• _OBJECTIVE_:
Restate the records in their entirety, word for word.
== SUPPLIED RECORDS
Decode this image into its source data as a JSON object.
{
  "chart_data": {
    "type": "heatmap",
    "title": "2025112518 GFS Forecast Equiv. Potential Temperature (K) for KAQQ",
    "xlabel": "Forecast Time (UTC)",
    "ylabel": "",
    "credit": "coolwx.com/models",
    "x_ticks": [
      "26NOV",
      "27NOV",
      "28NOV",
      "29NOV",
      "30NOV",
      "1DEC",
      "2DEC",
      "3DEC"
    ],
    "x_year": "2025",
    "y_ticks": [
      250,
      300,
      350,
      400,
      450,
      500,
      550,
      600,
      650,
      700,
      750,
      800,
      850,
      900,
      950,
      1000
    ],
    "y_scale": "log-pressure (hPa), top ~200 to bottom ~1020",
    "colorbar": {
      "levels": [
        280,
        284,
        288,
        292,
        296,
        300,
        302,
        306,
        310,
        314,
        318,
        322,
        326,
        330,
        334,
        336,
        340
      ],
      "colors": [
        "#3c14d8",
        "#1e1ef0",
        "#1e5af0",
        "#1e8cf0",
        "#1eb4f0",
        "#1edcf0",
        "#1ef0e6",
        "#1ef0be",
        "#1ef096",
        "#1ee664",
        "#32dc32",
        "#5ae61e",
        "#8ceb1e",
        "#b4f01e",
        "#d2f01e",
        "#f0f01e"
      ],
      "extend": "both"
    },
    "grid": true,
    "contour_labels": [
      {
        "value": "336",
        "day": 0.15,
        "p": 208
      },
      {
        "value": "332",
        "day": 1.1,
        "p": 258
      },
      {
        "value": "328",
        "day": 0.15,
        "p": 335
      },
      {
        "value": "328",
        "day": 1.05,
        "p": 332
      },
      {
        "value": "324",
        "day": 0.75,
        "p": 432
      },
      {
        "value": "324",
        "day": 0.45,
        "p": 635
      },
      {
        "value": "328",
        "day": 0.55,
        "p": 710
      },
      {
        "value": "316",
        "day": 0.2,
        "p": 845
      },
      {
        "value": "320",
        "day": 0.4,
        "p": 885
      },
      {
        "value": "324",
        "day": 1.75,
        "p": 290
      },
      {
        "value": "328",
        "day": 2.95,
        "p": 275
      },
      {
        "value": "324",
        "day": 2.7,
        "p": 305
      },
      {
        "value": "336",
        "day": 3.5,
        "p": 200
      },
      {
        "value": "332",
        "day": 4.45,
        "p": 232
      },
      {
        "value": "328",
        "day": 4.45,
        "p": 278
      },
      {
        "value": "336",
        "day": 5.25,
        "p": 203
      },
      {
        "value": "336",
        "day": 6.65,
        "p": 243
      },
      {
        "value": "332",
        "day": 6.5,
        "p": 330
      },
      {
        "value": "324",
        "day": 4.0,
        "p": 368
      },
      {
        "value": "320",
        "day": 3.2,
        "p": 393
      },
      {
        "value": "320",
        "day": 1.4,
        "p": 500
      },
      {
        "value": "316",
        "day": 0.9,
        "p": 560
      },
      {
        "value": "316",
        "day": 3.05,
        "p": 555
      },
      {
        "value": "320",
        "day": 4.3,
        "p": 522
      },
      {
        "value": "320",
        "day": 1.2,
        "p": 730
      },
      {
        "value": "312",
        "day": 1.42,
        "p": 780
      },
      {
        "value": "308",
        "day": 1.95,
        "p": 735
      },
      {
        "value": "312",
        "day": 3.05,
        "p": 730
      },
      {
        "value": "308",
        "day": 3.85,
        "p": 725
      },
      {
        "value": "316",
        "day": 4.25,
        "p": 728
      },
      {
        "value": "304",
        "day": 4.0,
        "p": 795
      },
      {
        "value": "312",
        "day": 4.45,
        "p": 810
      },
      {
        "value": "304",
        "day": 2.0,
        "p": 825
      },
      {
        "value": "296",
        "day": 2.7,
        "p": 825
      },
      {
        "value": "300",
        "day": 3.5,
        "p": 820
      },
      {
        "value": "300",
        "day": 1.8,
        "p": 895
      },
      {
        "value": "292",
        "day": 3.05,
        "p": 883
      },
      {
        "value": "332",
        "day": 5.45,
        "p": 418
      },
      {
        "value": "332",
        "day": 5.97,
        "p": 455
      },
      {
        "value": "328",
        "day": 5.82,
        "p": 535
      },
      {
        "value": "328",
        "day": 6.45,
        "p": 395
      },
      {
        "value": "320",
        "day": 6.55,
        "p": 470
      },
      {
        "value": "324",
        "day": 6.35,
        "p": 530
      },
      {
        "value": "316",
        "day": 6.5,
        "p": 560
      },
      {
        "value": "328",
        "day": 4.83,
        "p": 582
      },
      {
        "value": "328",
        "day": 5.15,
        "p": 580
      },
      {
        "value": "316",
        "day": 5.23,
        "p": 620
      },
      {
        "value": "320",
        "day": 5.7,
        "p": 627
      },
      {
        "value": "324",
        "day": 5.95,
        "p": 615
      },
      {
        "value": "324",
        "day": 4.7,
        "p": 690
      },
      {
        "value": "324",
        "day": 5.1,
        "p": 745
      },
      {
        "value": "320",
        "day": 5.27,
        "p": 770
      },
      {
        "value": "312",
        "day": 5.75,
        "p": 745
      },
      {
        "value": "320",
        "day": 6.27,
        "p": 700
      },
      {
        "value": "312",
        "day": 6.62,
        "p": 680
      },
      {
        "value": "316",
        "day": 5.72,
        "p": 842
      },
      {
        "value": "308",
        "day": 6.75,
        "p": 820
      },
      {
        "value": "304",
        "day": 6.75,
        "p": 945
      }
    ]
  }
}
====
• _THE COMPLETED TASK_:
Decode this image into its source data as a JSON object.
{
  "chart_data": {
    "type": "heatmap",
    "title": "2025112518 GFS Forecast Equiv. Potential Temperature (K) for KAQQ",
    "xlabel": "Forecast Time (UTC)",
    "ylabel": "",
    "credit": "coolwx.com/models",
    "x_ticks": [
      "26NOV",
      "27NOV",
      "28NOV",
      "29NOV",
      "30NOV",
      "1DEC",
      "2DEC",
      "3DEC"
    ],
    "x_year": "2025",
    "y_ticks": [
      250,
      300,
      350,
      400,
      450,
      500,
      550,
      600,
      650,
      700,
      750,
      800,
      850,
      900,
      950,
      1000
    ],
    "y_scale": "log-pressure (hPa), top ~200 to bottom ~1020",
    "colorbar": {
      "levels": [
        280,
        284,
        288,
        292,
        296,
        300,
        302,
        306,
        310,
        314,
        318,
        322,
        326,
        330,
        334,
        336,
        340
      ],
      "colors": [
        "#3c14d8",
        "#1e1ef0",
        "#1e5af0",
        "#1e8cf0",
        "#1eb4f0",
        "#1edcf0",
        "#1ef0e6",
        "#1ef0be",
        "#1ef096",
        "#1ee664",
        "#32dc32",
        "#5ae61e",
        "#8ceb1e",
        "#b4f01e",
        "#d2f01e",
        "#f0f01e"
      ],
      "extend": "both"
    },
    "grid": true,
    "contour_labels": [
      {
        "value": "336",
        "day": 0.15,
        "p": 208
      },
      {
        "value": "332",
        "day": 1.1,
        "p": 258
      },
      {
        "value": "328",
        "day": 0.15,
        "p": 335
      },
      {
        "value": "328",
        "day": 1.05,
        "p": 332
      },
      {
        "value": "324",
        "day": 0.75,
        "p": 432
      },
      {
        "value": "324",
        "day": 0.45,
        "p": 635
      },
      {
        "value": "328",
        "day": 0.55,
        "p": 710
      },
      {
        "value": "316",
        "day": 0.2,
        "p": 845
      },
      {
        "value": "320",
        "day": 0.4,
        "p": 885
      },
      {
        "value": "324",
        "day": 1.75,
        "p": 290
      },
      {
        "value": "328",
        "day": 2.95,
        "p": 275
      },
      {
        "value": "324",
        "day": 2.7,
        "p": 305
      },
      {
        "value": "336",
        "day": 3.5,
        "p": 200
      },
      {
        "value": "332",
        "day": 4.45,
        "p": 232
      },
      {
        "value": "328",
        "day": 4.45,
        "p": 278
      },
      {
        "value": "336",
        "day": 5.25,
        "p": 203
      },
      {
        "value": "336",
        "day": 6.65,
        "p": 243
      },
      {
        "value": "332",
        "day": 6.5,
        "p": 330
      },
      {
        "value": "324",
        "day": 4.0,
        "p": 368
      },
      {
        "value": "320",
        "day": 3.2,
        "p": 393
      },
      {
        "value": "320",
        "day": 1.4,
        "p": 500
      },
      {
        "value": "316",
        "day": 0.9,
        "p": 560
      },
      {
        "value": "316",
        "day": 3.05,
        "p": 555
      },
      {
        "value": "320",
        "day": 4.3,
        "p": 522
      },
      {
        "value": "320",
        "day": 1.2,
        "p": 730
      },
      {
        "value": "312",
        "day": 1.42,
        "p": 780
      },
      {
        "value": "308",
        "day": 1.95,
        "p": 735
      },
      {
        "value": "312",
        "day": 3.05,
        "p": 730
      },
      {
        "value": "308",
        "day": 3.85,
        "p": 725
      },
      {
        "value": "316",
        "day": 4.25,
        "p": 728
      },
      {
        "value": "304",
        "day": 4.0,
        "p": 795
      },
      {
        "value": "312",
        "day": 4.45,
        "p": 810
      },
      {
        "value": "304",
        "day": 2.0,
        "p": 825
      },
      {
        "value": "296",
        "day": 2.7,
        "p": 825
      },
      {
        "value": "300",
        "day": 3.5,
        "p": 820
      },
      {
        "value": "300",
        "day": 1.8,
        "p": 895
      },
      {
        "value": "292",
        "day": 3.05,
        "p": 883
      },
      {
        "value": "332",
        "day": 5.45,
        "p": 418
      },
      {
        "value": "332",
        "day": 5.97,
        "p": 455
      },
      {
        "value": "328",
        "day": 5.82,
        "p": 535
      },
      {
        "value": "328",
        "day": 6.45,
        "p": 395
      },
      {
        "value": "320",
        "day": 6.55,
        "p": 470
      },
      {
        "value": "324",
        "day": 6.35,
        "p": 530
      },
      {
        "value": "316",
        "day": 6.5,
        "p": 560
      },
      {
        "value": "328",
        "day": 4.83,
        "p": 582
      },
      {
        "value": "328",
        "day": 5.15,
        "p": 580
      },
      {
        "value": "316",
        "day": 5.23,
        "p": 620
      },
      {
        "value": "320",
        "day": 5.7,
        "p": 627
      },
      {
        "value": "324",
        "day": 5.95,
        "p": 615
      },
      {
        "value": "324",
        "day": 4.7,
        "p": 690
      },
      {
        "value": "324",
        "day": 5.1,
        "p": 745
      },
      {
        "value": "320",
        "day": 5.27,
        "p": 770
      },
      {
        "value": "312",
        "day": 5.75,
        "p": 745
      },
      {
        "value": "320",
        "day": 6.27,
        "p": 700
      },
      {
        "value": "312",
        "day": 6.62,
        "p": 680
      },
      {
        "value": "316",
        "day": 5.72,
        "p": 842
      },
      {
        "value": "308",
        "day": 6.75,
        "p": 820
      },
      {
        "value": "304",
        "day": 6.75,
        "p": 945
      }
    ]
  }
}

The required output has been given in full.